INSTRUCTIONS FOR THE TASK
Of the lines in these entries, how many contain the string "pobyty"? Give the number and nothing else.

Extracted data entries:
== == ==
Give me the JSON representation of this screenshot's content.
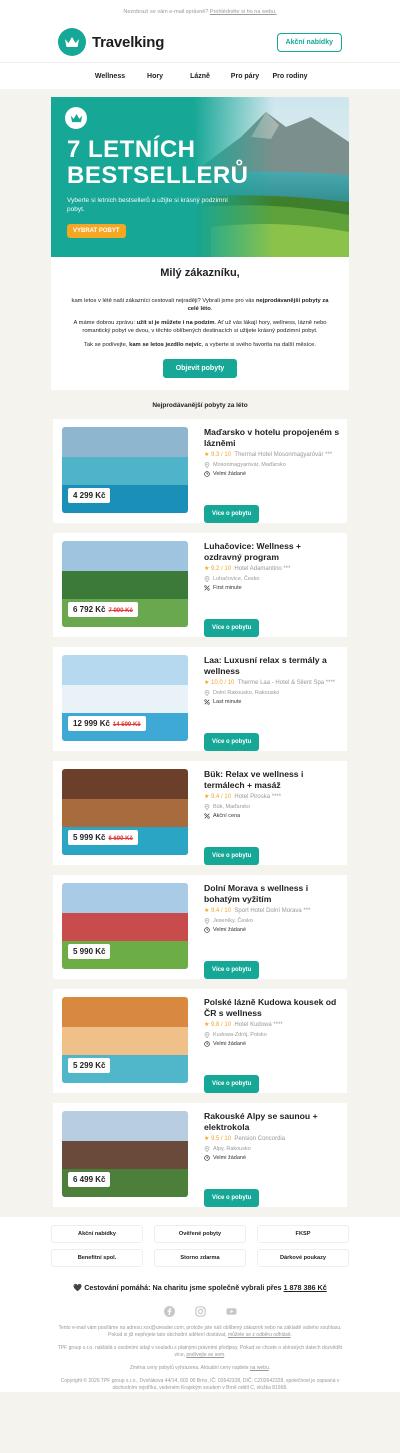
{
  "top_note": {
    "text": "Nezobrazí se vám e-mail správně?",
    "link": "Prohlédněte si ho na webu."
  },
  "brand": {
    "name": "Travelking",
    "accent": "#17a796",
    "orange": "#f5a623"
  },
  "header": {
    "cta": "Akční nabídky"
  },
  "nav": [
    "Wellness",
    "Hory",
    "Lázně",
    "Pro páry",
    "Pro rodiny"
  ],
  "hero": {
    "title_line1": "7 LETNÍCH",
    "title_line2": "BESTSELLERŮ",
    "subtitle": "Vyberte si letních bestsellerů a užijte si krásný podzimní pobyt.",
    "button": "VYBRAT POBYT"
  },
  "greeting": {
    "title": "Milý zákazníku,",
    "p1_a": "kam letos v létě naši zákazníci cestovali nejraději? Vybrali jsme pro vás ",
    "p1_b": "nejprodávanější pobyty za celé léto",
    "p1_c": ".",
    "p2_a": "A máme dobrou zprávu: ",
    "p2_b": "užít si je můžete i na podzim",
    "p2_c": ". Ať už vás lákají hory, wellness, lázně nebo romantický pobyt ve dvou, v těchto oblíbených destinacích si užijete krásný podzimní pobyt.",
    "p3_a": "Tak se podívejte, ",
    "p3_b": "kam se letos jezdilo nejvíc",
    "p3_c": ", a vyberte si svého favorita na další měsíce.",
    "button": "Objevit pobyty"
  },
  "section_title": "Nejprodávanější pobyty za léto",
  "cards": [
    {
      "title": "Maďarsko v hotelu propojeném s lázněmi",
      "score": "★ 9.3 / 10",
      "hotel": "Thermal Hotel Mosonmagyaróvár ***",
      "location": "Mosonmagyaróvár, Maďarsko",
      "tag": "Velmi žádané",
      "tag_icon": "clock-icon",
      "price": "4 299 Kč",
      "old_price": "",
      "button": "Více o pobytu"
    },
    {
      "title": "Luhačovice: Wellness + ozdravný program",
      "score": "★ 9.2 / 10",
      "hotel": "Hotel Adamantino ***",
      "location": "Luhačovice, Česko",
      "tag": "First minute",
      "tag_icon": "percent-icon",
      "price": "6 792 Kč",
      "old_price": "7 990 Kč",
      "button": "Více o pobytu"
    },
    {
      "title": "Laa: Luxusní relax s termály a wellness",
      "score": "★ 10.0 / 10",
      "hotel": "Therme Laa - Hotel & Silent Spa ****",
      "location": "Dolní Rakousko, Rakousko",
      "tag": "Last minute",
      "tag_icon": "percent-icon",
      "price": "12 999 Kč",
      "old_price": "14 599 Kč",
      "button": "Více o pobytu"
    },
    {
      "title": "Bük: Relax ve wellness i termálech + masáž",
      "score": "★ 9.4 / 10",
      "hotel": "Hotel Piroska ****",
      "location": "Bük, Maďarsko",
      "tag": "Akční cena",
      "tag_icon": "percent-icon",
      "price": "5 999 Kč",
      "old_price": "6 699 Kč",
      "button": "Více o pobytu"
    },
    {
      "title": "Dolní Morava s wellness i bohatým vyžitím",
      "score": "★ 9.4 / 10",
      "hotel": "Sport Hotel Dolní Morava ***",
      "location": "Jeseníky, Česko",
      "tag": "Velmi žádané",
      "tag_icon": "clock-icon",
      "price": "5 990 Kč",
      "old_price": "",
      "button": "Více o pobytu"
    },
    {
      "title": "Polské lázně Kudowa kousek od ČR s wellness",
      "score": "★ 9.8 / 10",
      "hotel": "Hotel Kudowa ****",
      "location": "Kudowa-Zdrój, Polsko",
      "tag": "Velmi žádané",
      "tag_icon": "clock-icon",
      "price": "5 299 Kč",
      "old_price": "",
      "button": "Více o pobytu"
    },
    {
      "title": "Rakouské Alpy se saunou + elektrokola",
      "score": "★ 9.5 / 10",
      "hotel": "Pension Concordia",
      "location": "Alpy, Rakousko",
      "tag": "Velmi žádané",
      "tag_icon": "clock-icon",
      "price": "6 499 Kč",
      "old_price": "",
      "button": "Více o pobytu"
    }
  ],
  "footer_links": [
    [
      "Akční nabídky",
      "Ověřené pobyty",
      "FKSP"
    ],
    [
      "Benefitní spol.",
      "Storno zdarma",
      "Dárkové poukazy"
    ]
  ],
  "charity": {
    "text": "🖤 Cestování pomáhá: Na charitu jsme společně vybrali přes ",
    "amount": "1 878 386 Kč"
  },
  "social": [
    "facebook-icon",
    "instagram-icon",
    "youtube-icon"
  ],
  "legal": {
    "p1": "Tento e-mail vám posíláme na adresu xxx@ureader.com, protože jste náš oblíbený zákazník nebo na základě vašeho souhlasu. Pokud si již nepřejete tato obchodní sdělení dostávat, ",
    "p1_link": "můžete se z odběru odhlásit",
    "p2": "TPF group s.r.o. nakládá s osobními údaji v souladu s platnými právními předpisy. Pokud se chcete o sbíraných datech dozvědět více, ",
    "p2_link": "podívejte se sem",
    "p3": "Změna ceny pobytů vyhrazena. Aktuální ceny najdete ",
    "p3_link": "na webu",
    "p4": "Copyright © 2026 TPF group s.r.o., Dvořákova 44/14, 602 00 Brno, IČ: 02642328, DIČ: CZ02642328, společnost je zapsaná v obchodním rejstříku, vedeném Krajským soudem v Brně oddíl C, vložka 81968."
  }
}
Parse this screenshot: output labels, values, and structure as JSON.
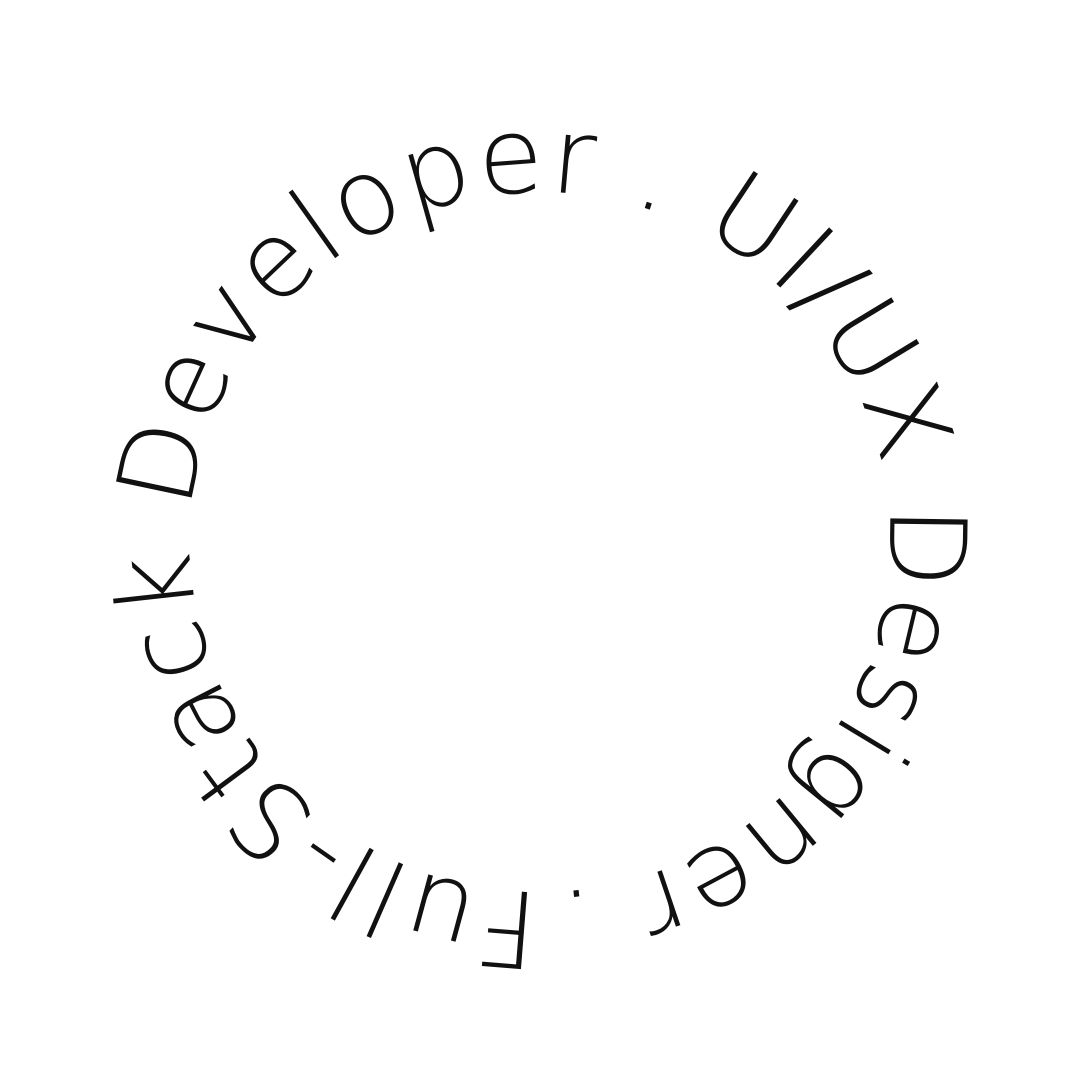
{
  "ring_text": "Full-Stack Developer . UI/UX Designer . ",
  "colors": {
    "background": "#ffffff",
    "text": "#111111"
  }
}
== == ==
SOLVED EXERCISE
4